[RECORDS SUPPLIED]
(begin)

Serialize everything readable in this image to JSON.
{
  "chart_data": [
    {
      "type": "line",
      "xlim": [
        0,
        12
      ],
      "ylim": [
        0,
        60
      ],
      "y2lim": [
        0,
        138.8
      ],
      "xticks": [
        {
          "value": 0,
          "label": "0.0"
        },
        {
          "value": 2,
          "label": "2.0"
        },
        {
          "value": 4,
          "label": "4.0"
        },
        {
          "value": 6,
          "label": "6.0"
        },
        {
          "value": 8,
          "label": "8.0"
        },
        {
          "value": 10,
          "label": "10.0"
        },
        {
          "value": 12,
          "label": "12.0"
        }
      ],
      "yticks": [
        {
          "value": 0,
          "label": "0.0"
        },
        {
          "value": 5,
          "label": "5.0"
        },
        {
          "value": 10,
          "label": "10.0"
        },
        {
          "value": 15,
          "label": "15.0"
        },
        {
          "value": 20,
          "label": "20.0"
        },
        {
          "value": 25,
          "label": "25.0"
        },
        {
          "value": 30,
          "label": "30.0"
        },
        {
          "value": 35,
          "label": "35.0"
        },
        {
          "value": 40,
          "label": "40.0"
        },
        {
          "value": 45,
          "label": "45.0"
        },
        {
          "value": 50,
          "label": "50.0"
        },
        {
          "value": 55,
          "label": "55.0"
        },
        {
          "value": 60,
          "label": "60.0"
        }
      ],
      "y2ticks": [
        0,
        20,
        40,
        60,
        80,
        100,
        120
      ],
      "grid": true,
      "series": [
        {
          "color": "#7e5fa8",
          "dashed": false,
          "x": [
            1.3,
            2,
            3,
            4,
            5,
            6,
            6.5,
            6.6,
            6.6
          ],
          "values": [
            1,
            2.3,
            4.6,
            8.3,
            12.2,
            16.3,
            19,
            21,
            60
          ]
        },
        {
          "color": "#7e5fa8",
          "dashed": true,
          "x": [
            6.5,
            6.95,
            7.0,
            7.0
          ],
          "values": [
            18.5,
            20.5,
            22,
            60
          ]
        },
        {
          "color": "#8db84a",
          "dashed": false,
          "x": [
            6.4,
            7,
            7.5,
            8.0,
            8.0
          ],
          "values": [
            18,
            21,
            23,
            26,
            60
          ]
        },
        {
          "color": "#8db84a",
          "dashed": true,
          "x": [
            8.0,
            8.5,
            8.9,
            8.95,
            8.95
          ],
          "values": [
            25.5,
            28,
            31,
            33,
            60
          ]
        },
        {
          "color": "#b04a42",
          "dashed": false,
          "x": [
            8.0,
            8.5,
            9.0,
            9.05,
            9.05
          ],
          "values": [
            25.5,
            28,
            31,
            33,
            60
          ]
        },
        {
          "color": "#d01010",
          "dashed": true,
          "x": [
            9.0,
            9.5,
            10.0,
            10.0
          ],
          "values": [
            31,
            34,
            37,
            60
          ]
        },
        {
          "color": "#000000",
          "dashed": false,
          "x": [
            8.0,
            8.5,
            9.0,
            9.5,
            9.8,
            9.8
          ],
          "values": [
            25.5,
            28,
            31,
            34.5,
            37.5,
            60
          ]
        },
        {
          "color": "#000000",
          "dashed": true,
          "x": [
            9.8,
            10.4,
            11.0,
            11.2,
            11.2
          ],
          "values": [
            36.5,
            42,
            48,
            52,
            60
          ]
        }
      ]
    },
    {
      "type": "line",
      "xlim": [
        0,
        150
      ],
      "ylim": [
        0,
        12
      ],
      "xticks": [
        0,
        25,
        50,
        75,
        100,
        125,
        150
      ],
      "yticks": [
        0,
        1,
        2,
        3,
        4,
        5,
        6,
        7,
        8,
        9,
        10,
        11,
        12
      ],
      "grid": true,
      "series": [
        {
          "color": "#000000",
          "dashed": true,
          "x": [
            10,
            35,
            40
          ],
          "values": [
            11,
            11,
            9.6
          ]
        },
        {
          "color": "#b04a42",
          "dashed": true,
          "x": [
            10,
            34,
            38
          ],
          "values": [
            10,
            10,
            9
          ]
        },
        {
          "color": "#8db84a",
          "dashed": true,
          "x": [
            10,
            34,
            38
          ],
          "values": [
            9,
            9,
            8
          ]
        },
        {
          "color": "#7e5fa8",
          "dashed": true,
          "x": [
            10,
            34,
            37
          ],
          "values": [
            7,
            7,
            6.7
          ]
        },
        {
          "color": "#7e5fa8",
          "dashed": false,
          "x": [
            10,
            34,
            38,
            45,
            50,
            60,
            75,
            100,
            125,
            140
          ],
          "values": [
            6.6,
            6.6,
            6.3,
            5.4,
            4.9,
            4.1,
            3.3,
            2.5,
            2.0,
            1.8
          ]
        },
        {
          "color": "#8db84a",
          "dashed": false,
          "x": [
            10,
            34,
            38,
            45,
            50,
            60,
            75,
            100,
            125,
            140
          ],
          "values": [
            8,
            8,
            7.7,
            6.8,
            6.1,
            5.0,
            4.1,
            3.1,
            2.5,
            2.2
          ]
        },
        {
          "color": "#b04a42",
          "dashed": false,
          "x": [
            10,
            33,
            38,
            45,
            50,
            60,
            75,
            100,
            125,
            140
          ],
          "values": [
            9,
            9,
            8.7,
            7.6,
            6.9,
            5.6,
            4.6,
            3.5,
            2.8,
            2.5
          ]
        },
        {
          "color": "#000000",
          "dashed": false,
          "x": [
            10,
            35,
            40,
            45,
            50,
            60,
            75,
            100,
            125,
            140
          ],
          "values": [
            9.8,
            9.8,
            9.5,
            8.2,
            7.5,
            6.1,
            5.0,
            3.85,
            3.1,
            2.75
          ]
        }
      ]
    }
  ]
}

(end)

[EXERCISE BRIEF] Transcribe the material above word for word.

[THE SOLUTION]
Serialize everything readable in this image to JSON.
{
  "chart_data": [
    {
      "type": "line",
      "xlim": [
        0,
        12
      ],
      "ylim": [
        0,
        60
      ],
      "y2lim": [
        0,
        138.8
      ],
      "xticks": [
        {
          "value": 0,
          "label": "0.0"
        },
        {
          "value": 2,
          "label": "2.0"
        },
        {
          "value": 4,
          "label": "4.0"
        },
        {
          "value": 6,
          "label": "6.0"
        },
        {
          "value": 8,
          "label": "8.0"
        },
        {
          "value": 10,
          "label": "10.0"
        },
        {
          "value": 12,
          "label": "12.0"
        }
      ],
      "yticks": [
        {
          "value": 0,
          "label": "0.0"
        },
        {
          "value": 5,
          "label": "5.0"
        },
        {
          "value": 10,
          "label": "10.0"
        },
        {
          "value": 15,
          "label": "15.0"
        },
        {
          "value": 20,
          "label": "20.0"
        },
        {
          "value": 25,
          "label": "25.0"
        },
        {
          "value": 30,
          "label": "30.0"
        },
        {
          "value": 35,
          "label": "35.0"
        },
        {
          "value": 40,
          "label": "40.0"
        },
        {
          "value": 45,
          "label": "45.0"
        },
        {
          "value": 50,
          "label": "50.0"
        },
        {
          "value": 55,
          "label": "55.0"
        },
        {
          "value": 60,
          "label": "60.0"
        }
      ],
      "y2ticks": [
        0,
        20,
        40,
        60,
        80,
        100,
        120
      ],
      "grid": true,
      "series": [
        {
          "color": "#7e5fa8",
          "dashed": false,
          "x": [
            1.3,
            2,
            3,
            4,
            5,
            6,
            6.5,
            6.6,
            6.6
          ],
          "values": [
            1,
            2.3,
            4.6,
            8.3,
            12.2,
            16.3,
            19,
            21,
            60
          ]
        },
        {
          "color": "#7e5fa8",
          "dashed": true,
          "x": [
            6.5,
            6.95,
            7.0,
            7.0
          ],
          "values": [
            18.5,
            20.5,
            22,
            60
          ]
        },
        {
          "color": "#8db84a",
          "dashed": false,
          "x": [
            6.4,
            7,
            7.5,
            8.0,
            8.0
          ],
          "values": [
            18,
            21,
            23,
            26,
            60
          ]
        },
        {
          "color": "#8db84a",
          "dashed": true,
          "x": [
            8.0,
            8.5,
            8.9,
            8.95,
            8.95
          ],
          "values": [
            25.5,
            28,
            31,
            33,
            60
          ]
        },
        {
          "color": "#b04a42",
          "dashed": false,
          "x": [
            8.0,
            8.5,
            9.0,
            9.05,
            9.05
          ],
          "values": [
            25.5,
            28,
            31,
            33,
            60
          ]
        },
        {
          "color": "#d01010",
          "dashed": true,
          "x": [
            9.0,
            9.5,
            10.0,
            10.0
          ],
          "values": [
            31,
            34,
            37,
            60
          ]
        },
        {
          "color": "#000000",
          "dashed": false,
          "x": [
            8.0,
            8.5,
            9.0,
            9.5,
            9.8,
            9.8
          ],
          "values": [
            25.5,
            28,
            31,
            34.5,
            37.5,
            60
          ]
        },
        {
          "color": "#000000",
          "dashed": true,
          "x": [
            9.8,
            10.4,
            11.0,
            11.2,
            11.2
          ],
          "values": [
            36.5,
            42,
            48,
            52,
            60
          ]
        }
      ]
    },
    {
      "type": "line",
      "xlim": [
        0,
        150
      ],
      "ylim": [
        0,
        12
      ],
      "xticks": [
        0,
        25,
        50,
        75,
        100,
        125,
        150
      ],
      "yticks": [
        0,
        1,
        2,
        3,
        4,
        5,
        6,
        7,
        8,
        9,
        10,
        11,
        12
      ],
      "grid": true,
      "series": [
        {
          "color": "#000000",
          "dashed": true,
          "x": [
            10,
            35,
            40
          ],
          "values": [
            11,
            11,
            9.6
          ]
        },
        {
          "color": "#b04a42",
          "dashed": true,
          "x": [
            10,
            34,
            38
          ],
          "values": [
            10,
            10,
            9
          ]
        },
        {
          "color": "#8db84a",
          "dashed": true,
          "x": [
            10,
            34,
            38
          ],
          "values": [
            9,
            9,
            8
          ]
        },
        {
          "color": "#7e5fa8",
          "dashed": true,
          "x": [
            10,
            34,
            37
          ],
          "values": [
            7,
            7,
            6.7
          ]
        },
        {
          "color": "#7e5fa8",
          "dashed": false,
          "x": [
            10,
            34,
            38,
            45,
            50,
            60,
            75,
            100,
            125,
            140
          ],
          "values": [
            6.6,
            6.6,
            6.3,
            5.4,
            4.9,
            4.1,
            3.3,
            2.5,
            2.0,
            1.8
          ]
        },
        {
          "color": "#8db84a",
          "dashed": false,
          "x": [
            10,
            34,
            38,
            45,
            50,
            60,
            75,
            100,
            125,
            140
          ],
          "values": [
            8,
            8,
            7.7,
            6.8,
            6.1,
            5.0,
            4.1,
            3.1,
            2.5,
            2.2
          ]
        },
        {
          "color": "#b04a42",
          "dashed": false,
          "x": [
            10,
            33,
            38,
            45,
            50,
            60,
            75,
            100,
            125,
            140
          ],
          "values": [
            9,
            9,
            8.7,
            7.6,
            6.9,
            5.6,
            4.6,
            3.5,
            2.8,
            2.5
          ]
        },
        {
          "color": "#000000",
          "dashed": false,
          "x": [
            10,
            35,
            40,
            45,
            50,
            60,
            75,
            100,
            125,
            140
          ],
          "values": [
            9.8,
            9.8,
            9.5,
            8.2,
            7.5,
            6.1,
            5.0,
            3.85,
            3.1,
            2.75
          ]
        }
      ]
    }
  ]
}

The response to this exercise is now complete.